§ What to do
Write out each line exactly as it stands, please.

──────── Input for this task ────────

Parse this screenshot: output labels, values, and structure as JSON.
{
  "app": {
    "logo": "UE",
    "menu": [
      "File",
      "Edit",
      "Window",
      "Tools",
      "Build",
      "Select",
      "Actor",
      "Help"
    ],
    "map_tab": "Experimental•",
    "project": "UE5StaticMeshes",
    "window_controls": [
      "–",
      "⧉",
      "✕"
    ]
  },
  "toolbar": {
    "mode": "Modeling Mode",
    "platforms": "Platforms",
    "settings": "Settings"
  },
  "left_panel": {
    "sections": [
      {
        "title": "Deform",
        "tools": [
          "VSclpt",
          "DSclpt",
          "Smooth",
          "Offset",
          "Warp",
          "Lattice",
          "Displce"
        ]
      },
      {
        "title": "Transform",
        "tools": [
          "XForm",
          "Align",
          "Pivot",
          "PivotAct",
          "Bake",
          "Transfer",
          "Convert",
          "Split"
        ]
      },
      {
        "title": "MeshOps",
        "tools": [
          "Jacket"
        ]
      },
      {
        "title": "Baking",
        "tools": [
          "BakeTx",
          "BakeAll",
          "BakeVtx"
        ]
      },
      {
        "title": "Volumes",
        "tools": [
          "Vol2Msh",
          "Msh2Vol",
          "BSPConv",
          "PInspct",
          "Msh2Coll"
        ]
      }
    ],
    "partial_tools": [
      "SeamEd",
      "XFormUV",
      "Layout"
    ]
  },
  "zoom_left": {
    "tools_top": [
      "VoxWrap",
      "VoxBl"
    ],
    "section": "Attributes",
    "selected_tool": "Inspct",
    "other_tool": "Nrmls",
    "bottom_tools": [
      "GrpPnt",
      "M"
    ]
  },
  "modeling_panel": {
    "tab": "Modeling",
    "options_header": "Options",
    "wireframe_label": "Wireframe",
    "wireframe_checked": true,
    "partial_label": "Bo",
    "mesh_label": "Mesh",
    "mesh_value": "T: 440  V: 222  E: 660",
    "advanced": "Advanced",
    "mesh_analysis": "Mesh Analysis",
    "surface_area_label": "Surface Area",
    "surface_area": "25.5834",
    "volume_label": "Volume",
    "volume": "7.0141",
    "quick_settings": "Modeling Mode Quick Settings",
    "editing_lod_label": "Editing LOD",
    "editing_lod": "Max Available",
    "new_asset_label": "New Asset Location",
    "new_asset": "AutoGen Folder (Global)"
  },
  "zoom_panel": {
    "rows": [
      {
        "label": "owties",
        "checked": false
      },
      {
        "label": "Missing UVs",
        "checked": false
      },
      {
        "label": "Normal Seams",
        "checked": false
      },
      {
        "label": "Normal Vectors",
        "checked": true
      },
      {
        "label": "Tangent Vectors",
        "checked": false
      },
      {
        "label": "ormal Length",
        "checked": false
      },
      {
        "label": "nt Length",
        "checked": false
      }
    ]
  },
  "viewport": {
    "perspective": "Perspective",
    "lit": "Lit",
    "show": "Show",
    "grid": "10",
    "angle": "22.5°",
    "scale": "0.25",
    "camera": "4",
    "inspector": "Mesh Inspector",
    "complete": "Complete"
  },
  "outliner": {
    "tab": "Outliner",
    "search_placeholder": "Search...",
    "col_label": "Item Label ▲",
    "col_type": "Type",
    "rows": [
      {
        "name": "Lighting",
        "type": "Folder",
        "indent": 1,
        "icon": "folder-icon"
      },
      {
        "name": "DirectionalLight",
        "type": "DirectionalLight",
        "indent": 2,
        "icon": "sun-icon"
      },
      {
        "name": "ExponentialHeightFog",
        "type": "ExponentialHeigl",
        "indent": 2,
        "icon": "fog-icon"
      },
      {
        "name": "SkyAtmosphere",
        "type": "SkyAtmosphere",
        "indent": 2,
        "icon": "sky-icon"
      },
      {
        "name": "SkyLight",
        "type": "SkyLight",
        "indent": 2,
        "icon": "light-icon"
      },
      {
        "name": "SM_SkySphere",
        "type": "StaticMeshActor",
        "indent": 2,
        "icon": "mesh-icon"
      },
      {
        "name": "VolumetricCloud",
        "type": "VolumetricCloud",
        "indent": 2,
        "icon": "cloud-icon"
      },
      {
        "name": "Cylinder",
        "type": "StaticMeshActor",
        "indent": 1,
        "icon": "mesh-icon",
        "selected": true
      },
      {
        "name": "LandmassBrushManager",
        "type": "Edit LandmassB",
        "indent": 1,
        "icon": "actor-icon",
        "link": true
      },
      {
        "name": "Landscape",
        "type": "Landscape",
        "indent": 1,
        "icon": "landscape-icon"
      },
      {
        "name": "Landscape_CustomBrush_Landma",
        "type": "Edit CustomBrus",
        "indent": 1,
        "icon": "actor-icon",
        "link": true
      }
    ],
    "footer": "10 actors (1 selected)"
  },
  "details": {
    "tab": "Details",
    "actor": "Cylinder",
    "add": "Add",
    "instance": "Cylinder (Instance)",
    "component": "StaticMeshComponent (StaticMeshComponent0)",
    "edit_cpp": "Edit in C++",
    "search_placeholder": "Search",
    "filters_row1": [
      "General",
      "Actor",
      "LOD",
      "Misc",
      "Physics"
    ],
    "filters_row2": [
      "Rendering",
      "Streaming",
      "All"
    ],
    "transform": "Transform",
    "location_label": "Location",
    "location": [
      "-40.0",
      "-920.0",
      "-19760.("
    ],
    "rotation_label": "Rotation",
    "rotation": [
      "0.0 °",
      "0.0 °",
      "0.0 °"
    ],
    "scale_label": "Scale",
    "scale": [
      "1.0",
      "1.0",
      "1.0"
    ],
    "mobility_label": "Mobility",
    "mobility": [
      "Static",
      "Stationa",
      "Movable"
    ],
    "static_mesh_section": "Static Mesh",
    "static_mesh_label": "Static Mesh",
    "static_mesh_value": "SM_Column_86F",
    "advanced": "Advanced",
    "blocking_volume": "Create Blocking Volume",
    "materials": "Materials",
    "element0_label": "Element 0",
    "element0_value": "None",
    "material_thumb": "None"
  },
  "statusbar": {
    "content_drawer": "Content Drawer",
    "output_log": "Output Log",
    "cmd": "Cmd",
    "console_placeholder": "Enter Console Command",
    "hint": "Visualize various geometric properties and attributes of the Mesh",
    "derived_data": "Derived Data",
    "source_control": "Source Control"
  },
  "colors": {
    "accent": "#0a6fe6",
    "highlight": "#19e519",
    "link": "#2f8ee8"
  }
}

────────

§ Complete response
Parse this screenshot: output labels, values, and structure as JSON.
{
  "app": {
    "logo": "UE",
    "menu": [
      "File",
      "Edit",
      "Window",
      "Tools",
      "Build",
      "Select",
      "Actor",
      "Help"
    ],
    "map_tab": "Experimental•",
    "project": "UE5StaticMeshes",
    "window_controls": [
      "–",
      "⧉",
      "✕"
    ]
  },
  "toolbar": {
    "mode": "Modeling Mode",
    "platforms": "Platforms",
    "settings": "Settings"
  },
  "left_panel": {
    "sections": [
      {
        "title": "Deform",
        "tools": [
          "VSclpt",
          "DSclpt",
          "Smooth",
          "Offset",
          "Warp",
          "Lattice",
          "Displce"
        ]
      },
      {
        "title": "Transform",
        "tools": [
          "XForm",
          "Align",
          "Pivot",
          "PivotAct",
          "Bake",
          "Transfer",
          "Convert",
          "Split"
        ]
      },
      {
        "title": "MeshOps",
        "tools": [
          "Jacket"
        ]
      },
      {
        "title": "Baking",
        "tools": [
          "BakeTx",
          "BakeAll",
          "BakeVtx"
        ]
      },
      {
        "title": "Volumes",
        "tools": [
          "Vol2Msh",
          "Msh2Vol",
          "BSPConv",
          "PInspct",
          "Msh2Coll"
        ]
      }
    ],
    "partial_tools": [
      "SeamEd",
      "XFormUV",
      "Layout"
    ]
  },
  "zoom_left": {
    "tools_top": [
      "VoxWrap",
      "VoxBl"
    ],
    "section": "Attributes",
    "selected_tool": "Inspct",
    "other_tool": "Nrmls",
    "bottom_tools": [
      "GrpPnt",
      "M"
    ]
  },
  "modeling_panel": {
    "tab": "Modeling",
    "options_header": "Options",
    "wireframe_label": "Wireframe",
    "wireframe_checked": true,
    "partial_label": "Bo",
    "mesh_label": "Mesh",
    "mesh_value": "T: 440  V: 222  E: 660",
    "advanced": "Advanced",
    "mesh_analysis": "Mesh Analysis",
    "surface_area_label": "Surface Area",
    "surface_area": "25.5834",
    "volume_label": "Volume",
    "volume": "7.0141",
    "quick_settings": "Modeling Mode Quick Settings",
    "editing_lod_label": "Editing LOD",
    "editing_lod": "Max Available",
    "new_asset_label": "New Asset Location",
    "new_asset": "AutoGen Folder (Global)"
  },
  "zoom_panel": {
    "rows": [
      {
        "label": "owties",
        "checked": false
      },
      {
        "label": "Missing UVs",
        "checked": false
      },
      {
        "label": "Normal Seams",
        "checked": false
      },
      {
        "label": "Normal Vectors",
        "checked": true
      },
      {
        "label": "Tangent Vectors",
        "checked": false
      },
      {
        "label": "ormal Length",
        "checked": false
      },
      {
        "label": "nt Length",
        "checked": false
      }
    ]
  },
  "viewport": {
    "perspective": "Perspective",
    "lit": "Lit",
    "show": "Show",
    "grid": "10",
    "angle": "22.5°",
    "scale": "0.25",
    "camera": "4",
    "inspector": "Mesh Inspector",
    "complete": "Complete"
  },
  "outliner": {
    "tab": "Outliner",
    "search_placeholder": "Search...",
    "col_label": "Item Label ▲",
    "col_type": "Type",
    "rows": [
      {
        "name": "Lighting",
        "type": "Folder",
        "indent": 1,
        "icon": "folder-icon"
      },
      {
        "name": "DirectionalLight",
        "type": "DirectionalLight",
        "indent": 2,
        "icon": "sun-icon"
      },
      {
        "name": "ExponentialHeightFog",
        "type": "ExponentialHeigl",
        "indent": 2,
        "icon": "fog-icon"
      },
      {
        "name": "SkyAtmosphere",
        "type": "SkyAtmosphere",
        "indent": 2,
        "icon": "sky-icon"
      },
      {
        "name": "SkyLight",
        "type": "SkyLight",
        "indent": 2,
        "icon": "light-icon"
      },
      {
        "name": "SM_SkySphere",
        "type": "StaticMeshActor",
        "indent": 2,
        "icon": "mesh-icon"
      },
      {
        "name": "VolumetricCloud",
        "type": "VolumetricCloud",
        "indent": 2,
        "icon": "cloud-icon"
      },
      {
        "name": "Cylinder",
        "type": "StaticMeshActor",
        "indent": 1,
        "icon": "mesh-icon",
        "selected": true
      },
      {
        "name": "LandmassBrushManager",
        "type": "Edit LandmassB",
        "indent": 1,
        "icon": "actor-icon",
        "link": true
      },
      {
        "name": "Landscape",
        "type": "Landscape",
        "indent": 1,
        "icon": "landscape-icon"
      },
      {
        "name": "Landscape_CustomBrush_Landma",
        "type": "Edit CustomBrus",
        "indent": 1,
        "icon": "actor-icon",
        "link": true
      }
    ],
    "footer": "10 actors (1 selected)"
  },
  "details": {
    "tab": "Details",
    "actor": "Cylinder",
    "add": "Add",
    "instance": "Cylinder (Instance)",
    "component": "StaticMeshComponent (StaticMeshComponent0)",
    "edit_cpp": "Edit in C++",
    "search_placeholder": "Search",
    "filters_row1": [
      "General",
      "Actor",
      "LOD",
      "Misc",
      "Physics"
    ],
    "filters_row2": [
      "Rendering",
      "Streaming",
      "All"
    ],
    "transform": "Transform",
    "location_label": "Location",
    "location": [
      "-40.0",
      "-920.0",
      "-19760.("
    ],
    "rotation_label": "Rotation",
    "rotation": [
      "0.0 °",
      "0.0 °",
      "0.0 °"
    ],
    "scale_label": "Scale",
    "scale": [
      "1.0",
      "1.0",
      "1.0"
    ],
    "mobility_label": "Mobility",
    "mobility": [
      "Static",
      "Stationa",
      "Movable"
    ],
    "static_mesh_section": "Static Mesh",
    "static_mesh_label": "Static Mesh",
    "static_mesh_value": "SM_Column_86F",
    "advanced": "Advanced",
    "blocking_volume": "Create Blocking Volume",
    "materials": "Materials",
    "element0_label": "Element 0",
    "element0_value": "None",
    "material_thumb": "None"
  },
  "statusbar": {
    "content_drawer": "Content Drawer",
    "output_log": "Output Log",
    "cmd": "Cmd",
    "console_placeholder": "Enter Console Command",
    "hint": "Visualize various geometric properties and attributes of the Mesh",
    "derived_data": "Derived Data",
    "source_control": "Source Control"
  },
  "colors": {
    "accent": "#0a6fe6",
    "highlight": "#19e519",
    "link": "#2f8ee8"
  }
}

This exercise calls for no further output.